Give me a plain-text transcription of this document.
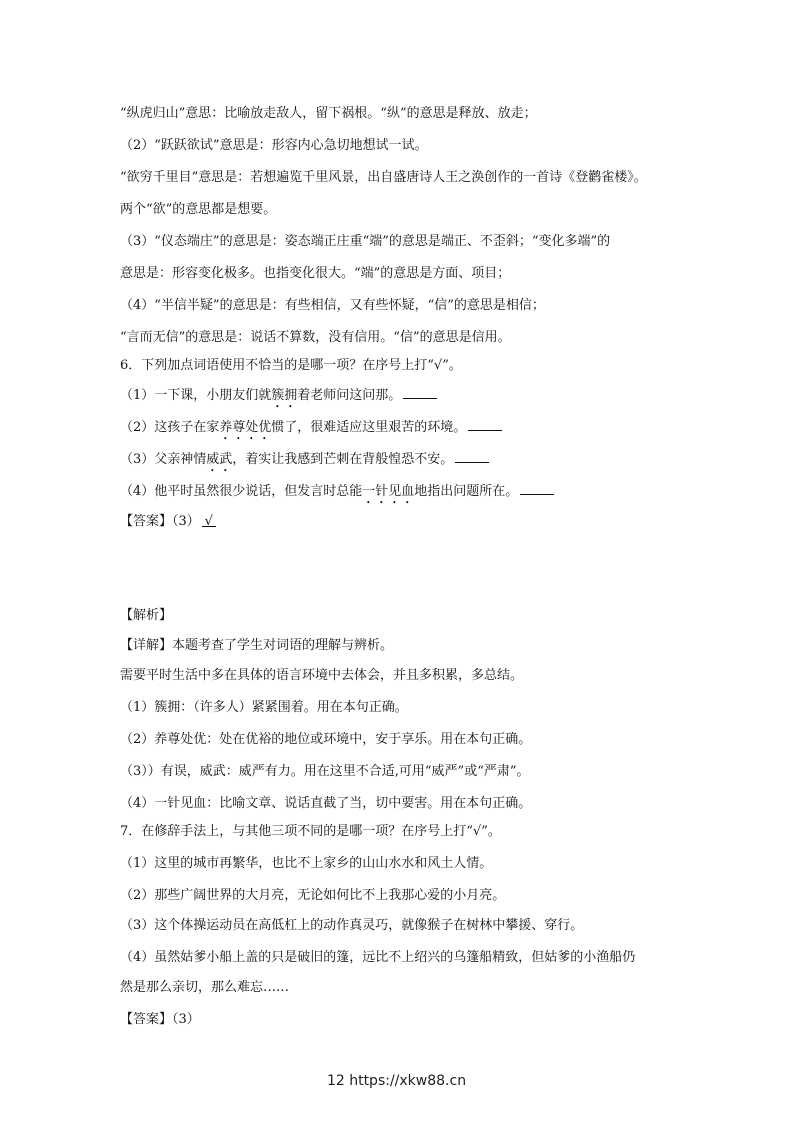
“纵虎归山”意思：比喻放走敌人，留下祸根。“纵”的意思是释放、放走；
（2）“跃跃欲试”意思是：形容内心急切地想试一试。
“欲穷千里目”意思是：若想遍览千里风景，出自盛唐诗人王之涣创作的一首诗《登鹳雀楼》。
两个“欲”的意思都是想要。
（3）“仪态端庄”的意思是：姿态端正庄重“端”的意思是端正、不歪斜；“变化多端”的
意思是：形容变化极多。也指变化很大。“端”的意思是方面、项目；
（4）“半信半疑”的意思是：有些相信，又有些怀疑，“信”的意思是相信；
“言而无信”的意思是：说话不算数，没有信用。“信”的意思是信用。
6．下列加点词语使用不恰当的是哪一项？在序号上打“√”。
（1）一下课，小朋友们就簇拥着老师问这问那。
（2）这孩子在家养尊处优惯了，很难适应这里艰苦的环境。
（3）父亲神情威武，着实让我感到芒刺在背般惶恐不安。
（4）他平时虽然很少说话，但发言时总能一针见血地指出问题所在。
【答案】（3） √
【解析】
【详解】本题考查了学生对词语的理解与辨析。
需要平时生活中多在具体的语言环境中去体会，并且多积累，多总结。
（1）簇拥：（许多人）紧紧围着。用在本句正确。
（2）养尊处优：处在优裕的地位或环境中，安于享乐。用在本句正确。
（3））有误，威武：威严有力。用在这里不合适,可用“威严”或“严肃”。
（4）一针见血：比喻文章、说话直截了当，切中要害。用在本句正确。
7．在修辞手法上，与其他三项不同的是哪一项？在序号上打“√”。
（1）这里的城市再繁华，也比不上家乡的山山水水和风土人情。
（2）那些广阔世界的大月亮，无论如何比不上我那心爱的小月亮。
（3）这个体操运动员在高低杠上的动作真灵巧，就像猴子在树林中攀援、穿行。
（4）虽然姑爹小船上盖的只是破旧的篷，远比不上绍兴的乌篷船精致，但姑爹的小渔船仍
然是那么亲切，那么难忘……
【答案】（3）
12 https://xkw88.cn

════════

## [Work required]
Verbatim reproduction of every record is required; images are left out.

## [Answer in full]
Give me a plain-text transcription of this document.
“纵虎归山”意思：比喻放走敌人，留下祸根。“纵”的意思是释放、放走；
（2）“跃跃欲试”意思是：形容内心急切地想试一试。
“欲穷千里目”意思是：若想遍览千里风景，出自盛唐诗人王之涣创作的一首诗《登鹳雀楼》。
两个“欲”的意思都是想要。
（3）“仪态端庄”的意思是：姿态端正庄重“端”的意思是端正、不歪斜；“变化多端”的
意思是：形容变化极多。也指变化很大。“端”的意思是方面、项目；
（4）“半信半疑”的意思是：有些相信，又有些怀疑，“信”的意思是相信；
“言而无信”的意思是：说话不算数，没有信用。“信”的意思是信用。
6．下列加点词语使用不恰当的是哪一项？在序号上打“√”。
（1）一下课，小朋友们就簇拥着老师问这问那。
（2）这孩子在家养尊处优惯了，很难适应这里艰苦的环境。
（3）父亲神情威武，着实让我感到芒刺在背般惶恐不安。
（4）他平时虽然很少说话，但发言时总能一针见血地指出问题所在。
【答案】（3） √
【解析】
【详解】本题考查了学生对词语的理解与辨析。
需要平时生活中多在具体的语言环境中去体会，并且多积累，多总结。
（1）簇拥：（许多人）紧紧围着。用在本句正确。
（2）养尊处优：处在优裕的地位或环境中，安于享乐。用在本句正确。
（3））有误，威武：威严有力。用在这里不合适,可用“威严”或“严肃”。
（4）一针见血：比喻文章、说话直截了当，切中要害。用在本句正确。
7．在修辞手法上，与其他三项不同的是哪一项？在序号上打“√”。
（1）这里的城市再繁华，也比不上家乡的山山水水和风土人情。
（2）那些广阔世界的大月亮，无论如何比不上我那心爱的小月亮。
（3）这个体操运动员在高低杠上的动作真灵巧，就像猴子在树林中攀援、穿行。
（4）虽然姑爹小船上盖的只是破旧的篷，远比不上绍兴的乌篷船精致，但姑爹的小渔船仍
然是那么亲切，那么难忘……
【答案】（3）
12 https://xkw88.cn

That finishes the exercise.